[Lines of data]
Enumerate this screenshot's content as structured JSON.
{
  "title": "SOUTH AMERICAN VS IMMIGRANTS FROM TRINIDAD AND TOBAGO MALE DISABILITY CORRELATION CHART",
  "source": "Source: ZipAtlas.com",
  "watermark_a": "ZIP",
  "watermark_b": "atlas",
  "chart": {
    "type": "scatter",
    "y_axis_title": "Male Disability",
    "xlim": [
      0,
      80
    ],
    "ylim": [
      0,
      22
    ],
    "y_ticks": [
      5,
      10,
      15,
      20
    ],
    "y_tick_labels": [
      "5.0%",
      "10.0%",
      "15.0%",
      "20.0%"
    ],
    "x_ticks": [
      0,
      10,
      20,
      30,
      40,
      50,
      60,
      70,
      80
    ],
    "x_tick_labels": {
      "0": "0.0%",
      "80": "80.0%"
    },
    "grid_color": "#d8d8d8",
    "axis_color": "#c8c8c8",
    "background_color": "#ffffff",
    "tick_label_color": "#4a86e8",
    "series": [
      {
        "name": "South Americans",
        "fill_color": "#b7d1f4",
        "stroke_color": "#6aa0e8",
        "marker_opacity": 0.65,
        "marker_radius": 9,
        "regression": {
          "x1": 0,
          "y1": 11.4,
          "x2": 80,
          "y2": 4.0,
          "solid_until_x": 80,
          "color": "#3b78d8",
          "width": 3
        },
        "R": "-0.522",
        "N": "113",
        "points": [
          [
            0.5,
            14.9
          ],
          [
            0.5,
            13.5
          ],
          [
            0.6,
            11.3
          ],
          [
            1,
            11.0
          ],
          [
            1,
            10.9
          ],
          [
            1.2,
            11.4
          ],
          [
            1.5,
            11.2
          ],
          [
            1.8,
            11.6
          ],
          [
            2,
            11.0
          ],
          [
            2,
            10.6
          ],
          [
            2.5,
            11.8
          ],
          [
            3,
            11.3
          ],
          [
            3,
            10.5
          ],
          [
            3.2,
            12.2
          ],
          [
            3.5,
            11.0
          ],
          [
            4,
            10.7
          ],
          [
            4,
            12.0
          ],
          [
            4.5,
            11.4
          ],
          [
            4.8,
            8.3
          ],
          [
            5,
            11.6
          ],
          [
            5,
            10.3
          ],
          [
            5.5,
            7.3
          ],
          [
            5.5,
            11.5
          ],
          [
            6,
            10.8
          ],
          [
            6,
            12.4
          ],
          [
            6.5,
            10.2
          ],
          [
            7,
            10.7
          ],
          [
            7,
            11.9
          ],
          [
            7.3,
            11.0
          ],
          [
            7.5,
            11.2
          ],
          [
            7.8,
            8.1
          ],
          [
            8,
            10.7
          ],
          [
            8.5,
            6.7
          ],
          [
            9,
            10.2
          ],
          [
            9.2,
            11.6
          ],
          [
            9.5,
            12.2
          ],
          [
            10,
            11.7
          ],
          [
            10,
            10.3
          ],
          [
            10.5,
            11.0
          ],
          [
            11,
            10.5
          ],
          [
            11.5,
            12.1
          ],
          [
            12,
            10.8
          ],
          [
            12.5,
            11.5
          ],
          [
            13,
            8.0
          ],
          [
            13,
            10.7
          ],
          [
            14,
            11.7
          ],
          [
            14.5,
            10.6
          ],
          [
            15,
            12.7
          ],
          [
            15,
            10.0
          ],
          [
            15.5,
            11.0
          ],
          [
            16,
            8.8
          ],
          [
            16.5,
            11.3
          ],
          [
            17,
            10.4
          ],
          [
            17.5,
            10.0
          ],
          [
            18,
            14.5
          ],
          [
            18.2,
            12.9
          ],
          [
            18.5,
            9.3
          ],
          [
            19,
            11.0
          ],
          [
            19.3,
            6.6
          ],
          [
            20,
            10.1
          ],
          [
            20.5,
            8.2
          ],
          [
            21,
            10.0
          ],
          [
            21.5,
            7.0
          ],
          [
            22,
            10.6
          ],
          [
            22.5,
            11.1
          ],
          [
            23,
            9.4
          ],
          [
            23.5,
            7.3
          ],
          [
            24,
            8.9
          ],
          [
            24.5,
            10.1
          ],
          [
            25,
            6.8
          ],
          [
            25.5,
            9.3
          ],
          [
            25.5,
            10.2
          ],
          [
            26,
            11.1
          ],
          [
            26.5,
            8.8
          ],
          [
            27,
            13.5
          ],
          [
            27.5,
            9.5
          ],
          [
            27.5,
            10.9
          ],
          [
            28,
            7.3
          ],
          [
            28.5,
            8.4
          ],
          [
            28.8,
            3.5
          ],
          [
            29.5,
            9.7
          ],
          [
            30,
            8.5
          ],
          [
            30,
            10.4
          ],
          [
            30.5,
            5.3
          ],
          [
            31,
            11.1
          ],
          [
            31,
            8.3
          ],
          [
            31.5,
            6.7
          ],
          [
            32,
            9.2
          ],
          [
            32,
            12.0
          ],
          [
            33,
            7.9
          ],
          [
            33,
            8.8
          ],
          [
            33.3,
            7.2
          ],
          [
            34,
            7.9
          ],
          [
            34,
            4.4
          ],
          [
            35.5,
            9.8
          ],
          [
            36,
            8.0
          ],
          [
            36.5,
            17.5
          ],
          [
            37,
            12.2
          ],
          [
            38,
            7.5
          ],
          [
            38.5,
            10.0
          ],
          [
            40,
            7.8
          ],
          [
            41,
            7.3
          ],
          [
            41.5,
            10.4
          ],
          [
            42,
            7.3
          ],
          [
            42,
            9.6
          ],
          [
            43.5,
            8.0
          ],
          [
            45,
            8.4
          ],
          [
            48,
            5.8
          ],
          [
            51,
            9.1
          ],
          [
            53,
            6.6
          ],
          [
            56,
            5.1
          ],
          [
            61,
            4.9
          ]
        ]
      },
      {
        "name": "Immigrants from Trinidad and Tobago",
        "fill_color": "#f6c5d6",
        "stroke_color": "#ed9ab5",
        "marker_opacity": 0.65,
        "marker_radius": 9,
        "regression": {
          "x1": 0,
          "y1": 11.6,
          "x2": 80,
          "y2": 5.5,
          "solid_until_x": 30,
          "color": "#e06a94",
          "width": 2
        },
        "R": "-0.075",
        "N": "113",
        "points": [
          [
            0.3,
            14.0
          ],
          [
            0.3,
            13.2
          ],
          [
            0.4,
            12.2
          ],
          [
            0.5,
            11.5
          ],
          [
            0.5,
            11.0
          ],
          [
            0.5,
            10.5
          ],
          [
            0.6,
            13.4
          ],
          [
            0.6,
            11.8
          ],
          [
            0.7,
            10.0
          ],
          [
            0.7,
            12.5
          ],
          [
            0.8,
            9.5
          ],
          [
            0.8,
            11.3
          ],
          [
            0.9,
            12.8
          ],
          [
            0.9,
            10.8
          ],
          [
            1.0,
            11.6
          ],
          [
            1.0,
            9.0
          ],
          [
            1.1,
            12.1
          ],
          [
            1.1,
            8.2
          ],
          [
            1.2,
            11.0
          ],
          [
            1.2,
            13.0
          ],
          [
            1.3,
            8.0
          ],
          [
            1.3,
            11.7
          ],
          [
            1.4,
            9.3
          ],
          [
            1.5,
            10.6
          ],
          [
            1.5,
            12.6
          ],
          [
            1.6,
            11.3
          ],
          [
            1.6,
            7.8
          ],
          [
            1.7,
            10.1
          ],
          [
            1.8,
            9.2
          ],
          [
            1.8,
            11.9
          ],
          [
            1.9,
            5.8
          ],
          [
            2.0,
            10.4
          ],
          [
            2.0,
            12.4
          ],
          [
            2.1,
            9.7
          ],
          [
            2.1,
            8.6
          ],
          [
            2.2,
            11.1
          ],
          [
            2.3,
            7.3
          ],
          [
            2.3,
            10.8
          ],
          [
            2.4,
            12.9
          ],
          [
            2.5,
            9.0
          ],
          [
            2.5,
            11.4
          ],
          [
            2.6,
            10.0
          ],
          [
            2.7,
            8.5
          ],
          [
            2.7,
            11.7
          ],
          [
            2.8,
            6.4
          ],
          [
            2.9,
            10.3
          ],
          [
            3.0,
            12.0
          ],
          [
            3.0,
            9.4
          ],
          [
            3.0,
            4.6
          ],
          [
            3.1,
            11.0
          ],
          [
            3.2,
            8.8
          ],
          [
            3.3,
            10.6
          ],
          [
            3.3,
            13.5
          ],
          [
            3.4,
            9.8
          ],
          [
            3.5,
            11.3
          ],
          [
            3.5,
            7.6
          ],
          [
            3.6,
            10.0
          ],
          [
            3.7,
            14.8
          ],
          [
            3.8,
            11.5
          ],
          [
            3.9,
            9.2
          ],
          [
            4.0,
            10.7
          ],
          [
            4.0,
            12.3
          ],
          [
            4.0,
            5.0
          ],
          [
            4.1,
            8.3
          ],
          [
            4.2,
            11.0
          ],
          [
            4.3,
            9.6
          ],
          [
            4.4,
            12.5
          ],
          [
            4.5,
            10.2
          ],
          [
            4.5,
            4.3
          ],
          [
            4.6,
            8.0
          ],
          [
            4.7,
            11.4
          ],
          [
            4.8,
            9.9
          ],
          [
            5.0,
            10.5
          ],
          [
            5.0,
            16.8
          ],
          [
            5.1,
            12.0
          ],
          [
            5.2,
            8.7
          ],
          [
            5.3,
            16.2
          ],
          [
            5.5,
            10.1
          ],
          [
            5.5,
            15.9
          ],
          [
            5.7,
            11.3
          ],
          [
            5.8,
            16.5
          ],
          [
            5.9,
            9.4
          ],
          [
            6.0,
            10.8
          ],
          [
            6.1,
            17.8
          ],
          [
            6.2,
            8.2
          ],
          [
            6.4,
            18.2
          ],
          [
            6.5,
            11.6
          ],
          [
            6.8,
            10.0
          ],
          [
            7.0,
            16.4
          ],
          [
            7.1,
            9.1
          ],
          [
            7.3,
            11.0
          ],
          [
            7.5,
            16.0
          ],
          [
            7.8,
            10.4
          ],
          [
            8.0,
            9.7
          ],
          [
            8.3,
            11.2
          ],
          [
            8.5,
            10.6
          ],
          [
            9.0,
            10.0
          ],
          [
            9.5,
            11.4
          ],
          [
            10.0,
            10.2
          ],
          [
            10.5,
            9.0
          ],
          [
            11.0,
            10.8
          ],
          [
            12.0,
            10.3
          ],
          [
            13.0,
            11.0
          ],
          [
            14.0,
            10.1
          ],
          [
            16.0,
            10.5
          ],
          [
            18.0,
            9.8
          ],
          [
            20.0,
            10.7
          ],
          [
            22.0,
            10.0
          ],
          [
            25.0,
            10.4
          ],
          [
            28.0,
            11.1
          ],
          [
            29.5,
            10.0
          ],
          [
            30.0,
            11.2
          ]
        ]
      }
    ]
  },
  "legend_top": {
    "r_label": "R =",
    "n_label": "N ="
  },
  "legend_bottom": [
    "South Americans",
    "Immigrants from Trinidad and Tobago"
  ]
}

Job: Where a line holds the string "Americans", copy that line.

Reply:
        "name": "South Americans",
    "South Americans",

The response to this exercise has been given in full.